:: Document extract

Slow Cooker Chicken-Chickpea-Mango Curry
Prep time
Cook time
Total time
This slow cooker chicken-chickpea-mango curry is perfect for not quite yet warm days. Toss it together after lunch and let it cook on high for 4 hours. Or prep it in the morning and let it simmer on low all day. Oh, and be sure to save any leftovers for lunch!
Recipe type: slow-cooker, gluten-free, dairy-free
Serves: 4-6 servings
  • 1 (13.5-ounce) can coconut milk
  • 1 to 2-inch section of fresh ginger, peeled and minced or 1 teaspoon dry ginger
  • 3 garlic cloves, minced
  • ¾ teaspoon salt
  • 1 tablespoon curry powder
  • ½ teaspoon cumin
  • ¼ teaspoon cayenne pepper
  • 1 pound boneless, skinless chicken breast (or thighs) cut into 1-inch pieces
  • 1 medium sweet potato, peeled and diced into ½-inch pieces
  • 1 yellow onion, chopped
  • 1 red bell pepper, chopped
  • 1 (15-ounce) can chickpeas, rinsed and drained
  • 2 cups frozen mango
  • (2 cups packed baby spinach or chopped kale)

::::

> Stated task
Pick up the slow cooker chicken-chickpea-mango curry recipe above right after its last line and write the next part.

:: Data lines

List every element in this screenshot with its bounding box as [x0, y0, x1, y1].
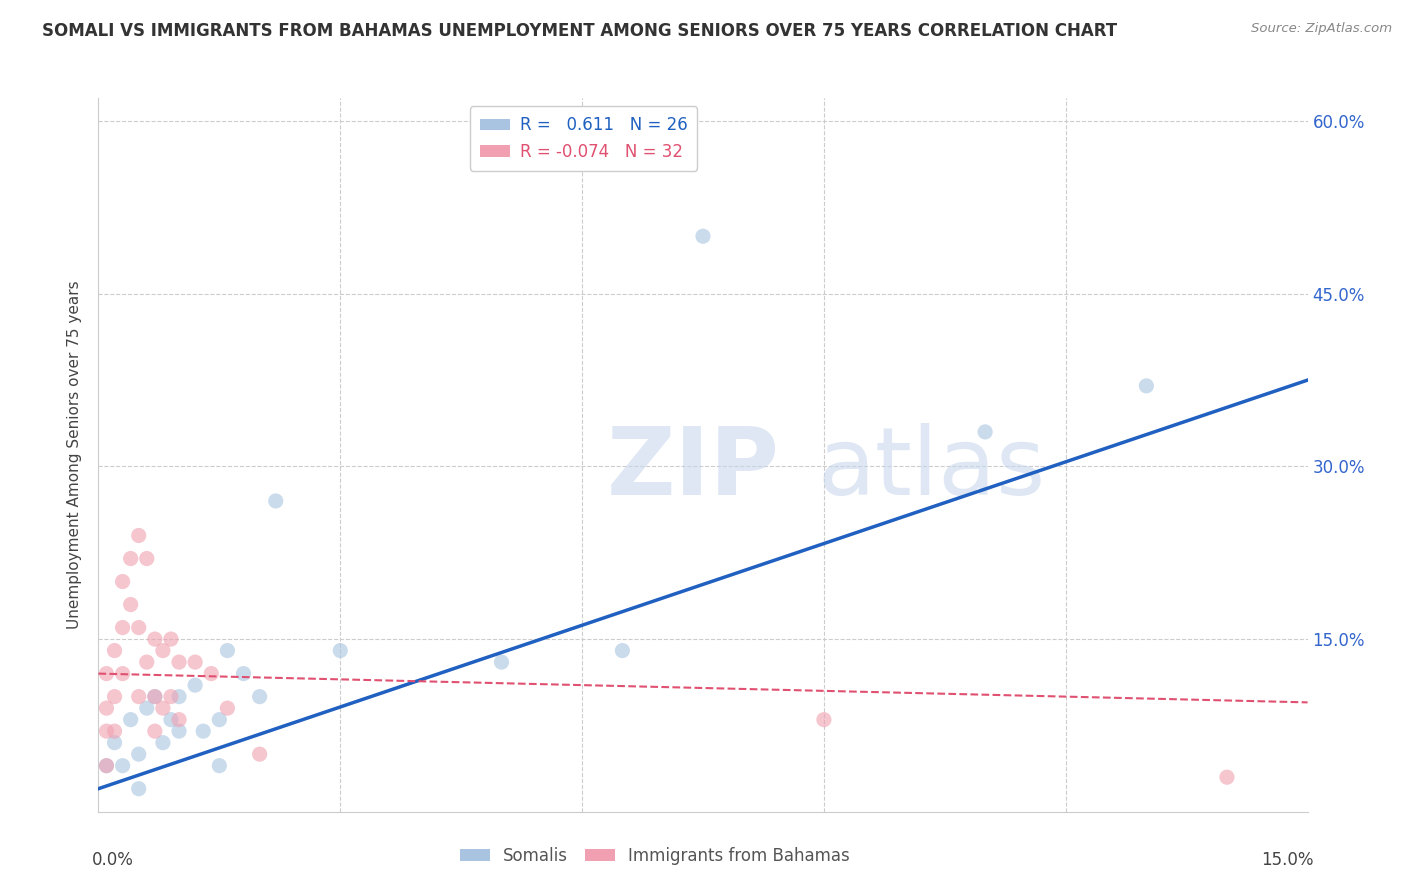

::::

> Output
  1. Combine coconut milk through the cayenne pepper in a slow cooker and whisk to combine. Add the chicken, followed by the onions, sweet potato, bell pepper, and chickpeas.
  2. Cook on high for about 4 hours or low for 9-10 hours. Add the mango in during the last 20 minutes of cooking. If desired, also add baby spinach or chopped kale.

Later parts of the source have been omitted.